** Start DATASET RECORDS **

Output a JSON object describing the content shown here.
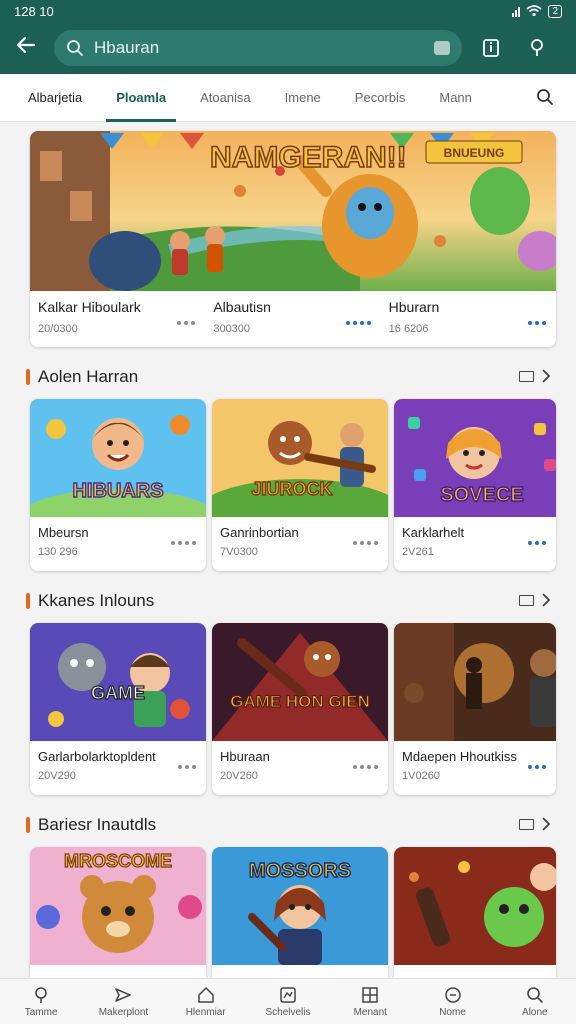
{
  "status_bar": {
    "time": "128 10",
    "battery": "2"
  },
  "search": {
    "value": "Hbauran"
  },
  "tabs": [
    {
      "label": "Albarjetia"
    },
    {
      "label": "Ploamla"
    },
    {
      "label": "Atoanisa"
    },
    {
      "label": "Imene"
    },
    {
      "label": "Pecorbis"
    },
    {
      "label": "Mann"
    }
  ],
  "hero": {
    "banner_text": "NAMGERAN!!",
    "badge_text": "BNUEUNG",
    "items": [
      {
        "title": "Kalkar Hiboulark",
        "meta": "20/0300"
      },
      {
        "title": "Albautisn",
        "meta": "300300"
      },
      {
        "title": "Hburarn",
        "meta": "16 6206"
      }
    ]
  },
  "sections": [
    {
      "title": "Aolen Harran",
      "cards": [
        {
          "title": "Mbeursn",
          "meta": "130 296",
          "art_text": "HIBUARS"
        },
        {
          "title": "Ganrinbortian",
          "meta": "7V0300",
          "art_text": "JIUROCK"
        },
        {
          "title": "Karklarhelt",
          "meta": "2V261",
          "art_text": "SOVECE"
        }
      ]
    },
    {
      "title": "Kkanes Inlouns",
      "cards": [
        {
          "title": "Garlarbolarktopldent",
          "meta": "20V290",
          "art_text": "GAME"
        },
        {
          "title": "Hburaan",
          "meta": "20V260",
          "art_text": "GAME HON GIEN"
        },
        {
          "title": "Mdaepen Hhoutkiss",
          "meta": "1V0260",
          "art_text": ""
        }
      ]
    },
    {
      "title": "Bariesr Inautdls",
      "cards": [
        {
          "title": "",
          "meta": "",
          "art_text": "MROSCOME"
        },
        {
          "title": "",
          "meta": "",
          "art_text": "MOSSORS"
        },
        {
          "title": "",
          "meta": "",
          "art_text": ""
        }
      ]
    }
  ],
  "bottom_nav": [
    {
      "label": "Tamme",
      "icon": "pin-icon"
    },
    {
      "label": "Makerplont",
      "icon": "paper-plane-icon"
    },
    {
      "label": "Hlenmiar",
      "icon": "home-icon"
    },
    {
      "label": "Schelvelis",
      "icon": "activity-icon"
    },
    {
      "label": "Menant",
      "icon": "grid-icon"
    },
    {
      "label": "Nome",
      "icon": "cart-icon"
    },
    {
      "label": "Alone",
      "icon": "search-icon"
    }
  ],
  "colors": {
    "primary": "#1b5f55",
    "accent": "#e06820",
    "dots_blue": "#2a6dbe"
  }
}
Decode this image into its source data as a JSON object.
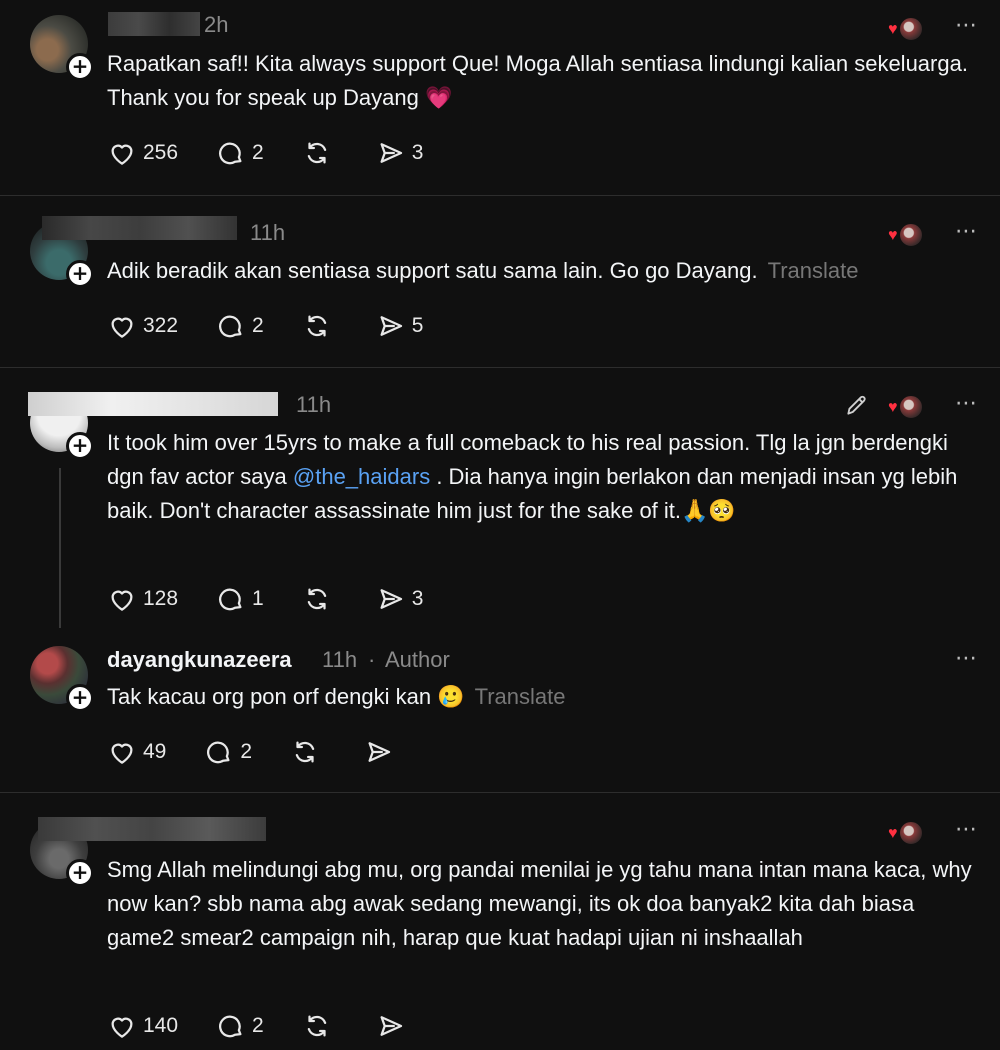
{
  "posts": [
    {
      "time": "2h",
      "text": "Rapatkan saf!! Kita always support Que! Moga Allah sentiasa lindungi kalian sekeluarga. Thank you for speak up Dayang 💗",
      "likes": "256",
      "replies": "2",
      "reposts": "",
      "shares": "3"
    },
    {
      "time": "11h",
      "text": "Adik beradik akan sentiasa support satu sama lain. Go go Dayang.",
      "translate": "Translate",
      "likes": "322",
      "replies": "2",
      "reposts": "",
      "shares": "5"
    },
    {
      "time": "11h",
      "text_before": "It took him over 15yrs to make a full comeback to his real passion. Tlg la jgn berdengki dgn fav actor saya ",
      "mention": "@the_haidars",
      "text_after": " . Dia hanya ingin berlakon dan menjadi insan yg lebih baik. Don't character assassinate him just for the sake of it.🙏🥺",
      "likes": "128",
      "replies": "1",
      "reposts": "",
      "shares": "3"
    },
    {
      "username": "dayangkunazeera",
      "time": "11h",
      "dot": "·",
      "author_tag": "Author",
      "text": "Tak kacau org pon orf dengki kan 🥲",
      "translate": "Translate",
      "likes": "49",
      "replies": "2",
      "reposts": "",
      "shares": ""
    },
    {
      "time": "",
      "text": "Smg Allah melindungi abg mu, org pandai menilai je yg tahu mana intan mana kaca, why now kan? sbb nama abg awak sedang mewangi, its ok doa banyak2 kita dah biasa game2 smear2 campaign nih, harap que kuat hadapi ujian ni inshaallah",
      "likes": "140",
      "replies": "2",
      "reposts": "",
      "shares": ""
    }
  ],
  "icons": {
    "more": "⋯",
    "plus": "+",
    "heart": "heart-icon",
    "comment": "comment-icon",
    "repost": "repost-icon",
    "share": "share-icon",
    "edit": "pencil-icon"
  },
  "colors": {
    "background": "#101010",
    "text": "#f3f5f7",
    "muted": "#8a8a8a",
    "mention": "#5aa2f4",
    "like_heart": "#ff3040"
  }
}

** End DATASET RECORDS **

Repeat all of the entries word for word, but omit the pictures.

EXERCISE OUTPUT.
Output a JSON object describing the content shown here.
{
  "status_bar": {
    "time": "128 10",
    "battery": "2"
  },
  "search": {
    "value": "Hbauran"
  },
  "tabs": [
    {
      "label": "Albarjetia"
    },
    {
      "label": "Ploamla"
    },
    {
      "label": "Atoanisa"
    },
    {
      "label": "Imene"
    },
    {
      "label": "Pecorbis"
    },
    {
      "label": "Mann"
    }
  ],
  "hero": {
    "banner_text": "NAMGERAN!!",
    "badge_text": "BNUEUNG",
    "items": [
      {
        "title": "Kalkar Hiboulark",
        "meta": "20/0300"
      },
      {
        "title": "Albautisn",
        "meta": "300300"
      },
      {
        "title": "Hburarn",
        "meta": "16 6206"
      }
    ]
  },
  "sections": [
    {
      "title": "Aolen Harran",
      "cards": [
        {
          "title": "Mbeursn",
          "meta": "130 296",
          "art_text": "HIBUARS"
        },
        {
          "title": "Ganrinbortian",
          "meta": "7V0300",
          "art_text": "JIUROCK"
        },
        {
          "title": "Karklarhelt",
          "meta": "2V261",
          "art_text": "SOVECE"
        }
      ]
    },
    {
      "title": "Kkanes Inlouns",
      "cards": [
        {
          "title": "Garlarbolarktopldent",
          "meta": "20V290",
          "art_text": "GAME"
        },
        {
          "title": "Hburaan",
          "meta": "20V260",
          "art_text": "GAME HON GIEN"
        },
        {
          "title": "Mdaepen Hhoutkiss",
          "meta": "1V0260",
          "art_text": ""
        }
      ]
    },
    {
      "title": "Bariesr Inautdls",
      "cards": [
        {
          "title": "",
          "meta": "",
          "art_text": "MROSCOME"
        },
        {
          "title": "",
          "meta": "",
          "art_text": "MOSSORS"
        },
        {
          "title": "",
          "meta": "",
          "art_text": ""
        }
      ]
    }
  ],
  "bottom_nav": [
    {
      "label": "Tamme",
      "icon": "pin-icon"
    },
    {
      "label": "Makerplont",
      "icon": "paper-plane-icon"
    },
    {
      "label": "Hlenmiar",
      "icon": "home-icon"
    },
    {
      "label": "Schelvelis",
      "icon": "activity-icon"
    },
    {
      "label": "Menant",
      "icon": "grid-icon"
    },
    {
      "label": "Nome",
      "icon": "cart-icon"
    },
    {
      "label": "Alone",
      "icon": "search-icon"
    }
  ],
  "colors": {
    "primary": "#1b5f55",
    "accent": "#e06820",
    "dots_blue": "#2a6dbe"
  }
}
Decode this image into its source data as a JSON object.
{
  "posts": [
    {
      "time": "2h",
      "text": "Rapatkan saf!! Kita always support Que! Moga Allah sentiasa lindungi kalian sekeluarga. Thank you for speak up Dayang 💗",
      "likes": "256",
      "replies": "2",
      "reposts": "",
      "shares": "3"
    },
    {
      "time": "11h",
      "text": "Adik beradik akan sentiasa support satu sama lain. Go go Dayang.",
      "translate": "Translate",
      "likes": "322",
      "replies": "2",
      "reposts": "",
      "shares": "5"
    },
    {
      "time": "11h",
      "text_before": "It took him over 15yrs to make a full comeback to his real passion. Tlg la jgn berdengki dgn fav actor saya ",
      "mention": "@the_haidars",
      "text_after": " . Dia hanya ingin berlakon dan menjadi insan yg lebih baik. Don't character assassinate him just for the sake of it.🙏🥺",
      "likes": "128",
      "replies": "1",
      "reposts": "",
      "shares": "3"
    },
    {
      "username": "dayangkunazeera",
      "time": "11h",
      "dot": "·",
      "author_tag": "Author",
      "text": "Tak kacau org pon orf dengki kan 🥲",
      "translate": "Translate",
      "likes": "49",
      "replies": "2",
      "reposts": "",
      "shares": ""
    },
    {
      "time": "",
      "text": "Smg Allah melindungi abg mu, org pandai menilai je yg tahu mana intan mana kaca, why now kan? sbb nama abg awak sedang mewangi, its ok doa banyak2 kita dah biasa game2 smear2 campaign nih, harap que kuat hadapi ujian ni inshaallah",
      "likes": "140",
      "replies": "2",
      "reposts": "",
      "shares": ""
    }
  ],
  "icons": {
    "more": "⋯",
    "plus": "+",
    "heart": "heart-icon",
    "comment": "comment-icon",
    "repost": "repost-icon",
    "share": "share-icon",
    "edit": "pencil-icon"
  },
  "colors": {
    "background": "#101010",
    "text": "#f3f5f7",
    "muted": "#8a8a8a",
    "mention": "#5aa2f4",
    "like_heart": "#ff3040"
  }
}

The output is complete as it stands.